What follows are records. Restate all of them word for word.

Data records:
+ + + + + + +

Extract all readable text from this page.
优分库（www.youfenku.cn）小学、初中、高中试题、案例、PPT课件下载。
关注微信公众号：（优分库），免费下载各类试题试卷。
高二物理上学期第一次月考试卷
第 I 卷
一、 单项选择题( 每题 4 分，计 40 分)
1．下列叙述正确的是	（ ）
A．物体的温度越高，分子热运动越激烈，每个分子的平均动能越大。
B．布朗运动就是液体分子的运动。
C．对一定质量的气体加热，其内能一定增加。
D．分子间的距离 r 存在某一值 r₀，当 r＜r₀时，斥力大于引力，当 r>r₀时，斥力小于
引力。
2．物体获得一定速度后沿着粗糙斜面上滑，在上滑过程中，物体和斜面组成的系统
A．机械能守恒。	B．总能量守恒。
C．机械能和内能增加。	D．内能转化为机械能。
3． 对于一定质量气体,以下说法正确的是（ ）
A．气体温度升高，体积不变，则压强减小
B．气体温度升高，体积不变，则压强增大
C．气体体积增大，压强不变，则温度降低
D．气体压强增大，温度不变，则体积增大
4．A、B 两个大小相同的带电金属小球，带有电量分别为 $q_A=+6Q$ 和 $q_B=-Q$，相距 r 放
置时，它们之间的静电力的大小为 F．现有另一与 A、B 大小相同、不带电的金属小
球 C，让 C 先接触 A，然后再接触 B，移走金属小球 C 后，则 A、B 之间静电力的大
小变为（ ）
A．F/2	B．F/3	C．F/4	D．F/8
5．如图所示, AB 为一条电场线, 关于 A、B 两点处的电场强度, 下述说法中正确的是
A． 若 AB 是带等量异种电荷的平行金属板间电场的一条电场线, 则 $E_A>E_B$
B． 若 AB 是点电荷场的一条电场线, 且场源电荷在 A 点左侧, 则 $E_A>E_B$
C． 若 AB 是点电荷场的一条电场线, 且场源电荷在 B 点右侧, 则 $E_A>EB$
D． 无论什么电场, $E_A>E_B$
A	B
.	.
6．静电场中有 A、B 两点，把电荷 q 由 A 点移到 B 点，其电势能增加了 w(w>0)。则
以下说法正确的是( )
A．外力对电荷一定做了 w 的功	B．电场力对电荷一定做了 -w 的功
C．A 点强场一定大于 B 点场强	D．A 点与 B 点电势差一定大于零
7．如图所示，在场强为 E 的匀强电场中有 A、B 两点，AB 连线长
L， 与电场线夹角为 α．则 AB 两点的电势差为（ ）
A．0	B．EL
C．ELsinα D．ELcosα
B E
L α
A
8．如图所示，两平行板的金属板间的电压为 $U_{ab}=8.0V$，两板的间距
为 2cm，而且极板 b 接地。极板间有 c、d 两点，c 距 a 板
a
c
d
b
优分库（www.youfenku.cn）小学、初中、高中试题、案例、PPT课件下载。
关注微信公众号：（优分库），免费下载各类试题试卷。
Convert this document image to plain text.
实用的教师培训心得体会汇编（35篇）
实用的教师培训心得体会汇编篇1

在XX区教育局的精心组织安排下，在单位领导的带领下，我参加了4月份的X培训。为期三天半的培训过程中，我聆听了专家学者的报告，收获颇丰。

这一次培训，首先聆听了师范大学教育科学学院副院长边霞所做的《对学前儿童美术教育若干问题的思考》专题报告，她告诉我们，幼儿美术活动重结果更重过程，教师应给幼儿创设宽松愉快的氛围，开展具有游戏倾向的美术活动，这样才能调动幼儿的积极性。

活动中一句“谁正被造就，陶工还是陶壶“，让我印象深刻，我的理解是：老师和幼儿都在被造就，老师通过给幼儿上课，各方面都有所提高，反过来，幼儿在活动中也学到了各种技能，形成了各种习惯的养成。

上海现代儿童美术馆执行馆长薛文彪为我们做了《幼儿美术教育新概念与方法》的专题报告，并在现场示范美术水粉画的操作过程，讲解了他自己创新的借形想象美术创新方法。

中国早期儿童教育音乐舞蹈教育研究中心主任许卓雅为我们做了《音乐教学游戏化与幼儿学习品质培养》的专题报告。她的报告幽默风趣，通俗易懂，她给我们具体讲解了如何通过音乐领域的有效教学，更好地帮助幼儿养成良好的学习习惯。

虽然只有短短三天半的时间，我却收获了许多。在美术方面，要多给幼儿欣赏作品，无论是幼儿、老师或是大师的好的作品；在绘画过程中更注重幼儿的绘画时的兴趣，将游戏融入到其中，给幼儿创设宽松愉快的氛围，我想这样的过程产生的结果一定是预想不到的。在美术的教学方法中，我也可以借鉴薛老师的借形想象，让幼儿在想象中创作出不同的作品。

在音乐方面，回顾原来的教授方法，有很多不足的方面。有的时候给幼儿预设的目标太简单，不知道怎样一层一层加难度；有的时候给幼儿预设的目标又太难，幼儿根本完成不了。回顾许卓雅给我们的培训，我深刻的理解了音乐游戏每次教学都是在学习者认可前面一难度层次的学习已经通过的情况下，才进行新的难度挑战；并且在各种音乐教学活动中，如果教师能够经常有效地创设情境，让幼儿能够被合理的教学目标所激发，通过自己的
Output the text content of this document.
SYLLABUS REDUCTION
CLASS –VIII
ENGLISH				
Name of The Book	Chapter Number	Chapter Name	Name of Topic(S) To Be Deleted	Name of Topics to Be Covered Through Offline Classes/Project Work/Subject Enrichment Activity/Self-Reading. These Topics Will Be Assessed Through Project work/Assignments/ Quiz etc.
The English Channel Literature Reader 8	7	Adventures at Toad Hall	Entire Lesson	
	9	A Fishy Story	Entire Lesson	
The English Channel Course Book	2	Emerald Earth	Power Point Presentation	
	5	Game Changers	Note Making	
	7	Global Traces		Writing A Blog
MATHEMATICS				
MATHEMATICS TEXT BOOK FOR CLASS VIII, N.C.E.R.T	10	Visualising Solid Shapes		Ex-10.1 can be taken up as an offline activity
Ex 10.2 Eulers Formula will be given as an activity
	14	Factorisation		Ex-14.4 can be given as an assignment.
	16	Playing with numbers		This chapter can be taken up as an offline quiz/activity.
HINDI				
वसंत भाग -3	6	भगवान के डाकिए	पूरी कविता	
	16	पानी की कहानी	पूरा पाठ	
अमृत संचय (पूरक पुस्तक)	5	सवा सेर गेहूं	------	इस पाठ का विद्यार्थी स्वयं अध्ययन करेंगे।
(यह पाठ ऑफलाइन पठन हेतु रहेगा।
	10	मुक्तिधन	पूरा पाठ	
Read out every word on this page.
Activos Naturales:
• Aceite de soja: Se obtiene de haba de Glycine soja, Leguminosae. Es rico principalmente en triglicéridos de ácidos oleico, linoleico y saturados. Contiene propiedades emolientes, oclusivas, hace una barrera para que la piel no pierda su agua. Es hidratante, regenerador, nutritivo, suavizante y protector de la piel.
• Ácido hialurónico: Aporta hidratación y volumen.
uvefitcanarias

+ + + + + + +

● FULL RESPONSE:
Extract all readable text from this page.
优分库（www.youfenku.cn）小学、初中、高中试题、案例、PPT课件下载。
关注微信公众号：（优分库），免费下载各类试题试卷。
高二物理上学期第一次月考试卷
第 I 卷
一、 单项选择题( 每题 4 分，计 40 分)
1．下列叙述正确的是	（ ）
A．物体的温度越高，分子热运动越激烈，每个分子的平均动能越大。
B．布朗运动就是液体分子的运动。
C．对一定质量的气体加热，其内能一定增加。
D．分子间的距离 r 存在某一值 r₀，当 r＜r₀时，斥力大于引力，当 r>r₀时，斥力小于
引力。
2．物体获得一定速度后沿着粗糙斜面上滑，在上滑过程中，物体和斜面组成的系统
A．机械能守恒。	B．总能量守恒。
C．机械能和内能增加。	D．内能转化为机械能。
3． 对于一定质量气体,以下说法正确的是（ ）
A．气体温度升高，体积不变，则压强减小
B．气体温度升高，体积不变，则压强增大
C．气体体积增大，压强不变，则温度降低
D．气体压强增大，温度不变，则体积增大
4．A、B 两个大小相同的带电金属小球，带有电量分别为 $q_A=+6Q$ 和 $q_B=-Q$，相距 r 放
置时，它们之间的静电力的大小为 F．现有另一与 A、B 大小相同、不带电的金属小
球 C，让 C 先接触 A，然后再接触 B，移走金属小球 C 后，则 A、B 之间静电力的大
小变为（ ）
A．F/2	B．F/3	C．F/4	D．F/8
5．如图所示, AB 为一条电场线, 关于 A、B 两点处的电场强度, 下述说法中正确的是
A． 若 AB 是带等量异种电荷的平行金属板间电场的一条电场线, 则 $E_A>E_B$
B． 若 AB 是点电荷场的一条电场线, 且场源电荷在 A 点左侧, 则 $E_A>E_B$
C． 若 AB 是点电荷场的一条电场线, 且场源电荷在 B 点右侧, 则 $E_A>EB$
D． 无论什么电场, $E_A>E_B$
A	B
.	.
6．静电场中有 A、B 两点，把电荷 q 由 A 点移到 B 点，其电势能增加了 w(w>0)。则
以下说法正确的是( )
A．外力对电荷一定做了 w 的功	B．电场力对电荷一定做了 -w 的功
C．A 点强场一定大于 B 点场强	D．A 点与 B 点电势差一定大于零
7．如图所示，在场强为 E 的匀强电场中有 A、B 两点，AB 连线长
L， 与电场线夹角为 α．则 AB 两点的电势差为（ ）
A．0	B．EL
C．ELsinα D．ELcosα
B E
L α
A
8．如图所示，两平行板的金属板间的电压为 $U_{ab}=8.0V$，两板的间距
为 2cm，而且极板 b 接地。极板间有 c、d 两点，c 距 a 板
a
c
d
b
优分库（www.youfenku.cn）小学、初中、高中试题、案例、PPT课件下载。
关注微信公众号：（优分库），免费下载各类试题试卷。
Convert this document image to plain text.
实用的教师培训心得体会汇编（35篇）
实用的教师培训心得体会汇编篇1

在XX区教育局的精心组织安排下，在单位领导的带领下，我参加了4月份的X培训。为期三天半的培训过程中，我聆听了专家学者的报告，收获颇丰。

这一次培训，首先聆听了师范大学教育科学学院副院长边霞所做的《对学前儿童美术教育若干问题的思考》专题报告，她告诉我们，幼儿美术活动重结果更重过程，教师应给幼儿创设宽松愉快的氛围，开展具有游戏倾向的美术活动，这样才能调动幼儿的积极性。

活动中一句“谁正被造就，陶工还是陶壶“，让我印象深刻，我的理解是：老师和幼儿都在被造就，老师通过给幼儿上课，各方面都有所提高，反过来，幼儿在活动中也学到了各种技能，形成了各种习惯的养成。

上海现代儿童美术馆执行馆长薛文彪为我们做了《幼儿美术教育新概念与方法》的专题报告，并在现场示范美术水粉画的操作过程，讲解了他自己创新的借形想象美术创新方法。

中国早期儿童教育音乐舞蹈教育研究中心主任许卓雅为我们做了《音乐教学游戏化与幼儿学习品质培养》的专题报告。她的报告幽默风趣，通俗易懂，她给我们具体讲解了如何通过音乐领域的有效教学，更好地帮助幼儿养成良好的学习习惯。

虽然只有短短三天半的时间，我却收获了许多。在美术方面，要多给幼儿欣赏作品，无论是幼儿、老师或是大师的好的作品；在绘画过程中更注重幼儿的绘画时的兴趣，将游戏融入到其中，给幼儿创设宽松愉快的氛围，我想这样的过程产生的结果一定是预想不到的。在美术的教学方法中，我也可以借鉴薛老师的借形想象，让幼儿在想象中创作出不同的作品。

在音乐方面，回顾原来的教授方法，有很多不足的方面。有的时候给幼儿预设的目标太简单，不知道怎样一层一层加难度；有的时候给幼儿预设的目标又太难，幼儿根本完成不了。回顾许卓雅给我们的培训，我深刻的理解了音乐游戏每次教学都是在学习者认可前面一难度层次的学习已经通过的情况下，才进行新的难度挑战；并且在各种音乐教学活动中，如果教师能够经常有效地创设情境，让幼儿能够被合理的教学目标所激发，通过自己的
Output the text content of this document.
SYLLABUS REDUCTION
CLASS –VIII
ENGLISH				
Name of The Book	Chapter Number	Chapter Name	Name of Topic(S) To Be Deleted	Name of Topics to Be Covered Through Offline Classes/Project Work/Subject Enrichment Activity/Self-Reading. These Topics Will Be Assessed Through Project work/Assignments/ Quiz etc.
The English Channel Literature Reader 8	7	Adventures at Toad Hall	Entire Lesson	
	9	A Fishy Story	Entire Lesson	
The English Channel Course Book	2	Emerald Earth	Power Point Presentation	
	5	Game Changers	Note Making	
	7	Global Traces		Writing A Blog
MATHEMATICS				
MATHEMATICS TEXT BOOK FOR CLASS VIII, N.C.E.R.T	10	Visualising Solid Shapes		Ex-10.1 can be taken up as an offline activity
Ex 10.2 Eulers Formula will be given as an activity
	14	Factorisation		Ex-14.4 can be given as an assignment.
	16	Playing with numbers		This chapter can be taken up as an offline quiz/activity.
HINDI				
वसंत भाग -3	6	भगवान के डाकिए	पूरी कविता	
	16	पानी की कहानी	पूरा पाठ	
अमृत संचय (पूरक पुस्तक)	5	सवा सेर गेहूं	------	इस पाठ का विद्यार्थी स्वयं अध्ययन करेंगे।
(यह पाठ ऑफलाइन पठन हेतु रहेगा।
	10	मुक्तिधन	पूरा पाठ	
Read out every word on this page.
Activos Naturales:
• Aceite de soja: Se obtiene de haba de Glycine soja, Leguminosae. Es rico principalmente en triglicéridos de ácidos oleico, linoleico y saturados. Contiene propiedades emolientes, oclusivas, hace una barrera para que la piel no pierda su agua. Es hidratante, regenerador, nutritivo, suavizante y protector de la piel.
• Ácido hialurónico: Aporta hidratación y volumen.
uvefitcanarias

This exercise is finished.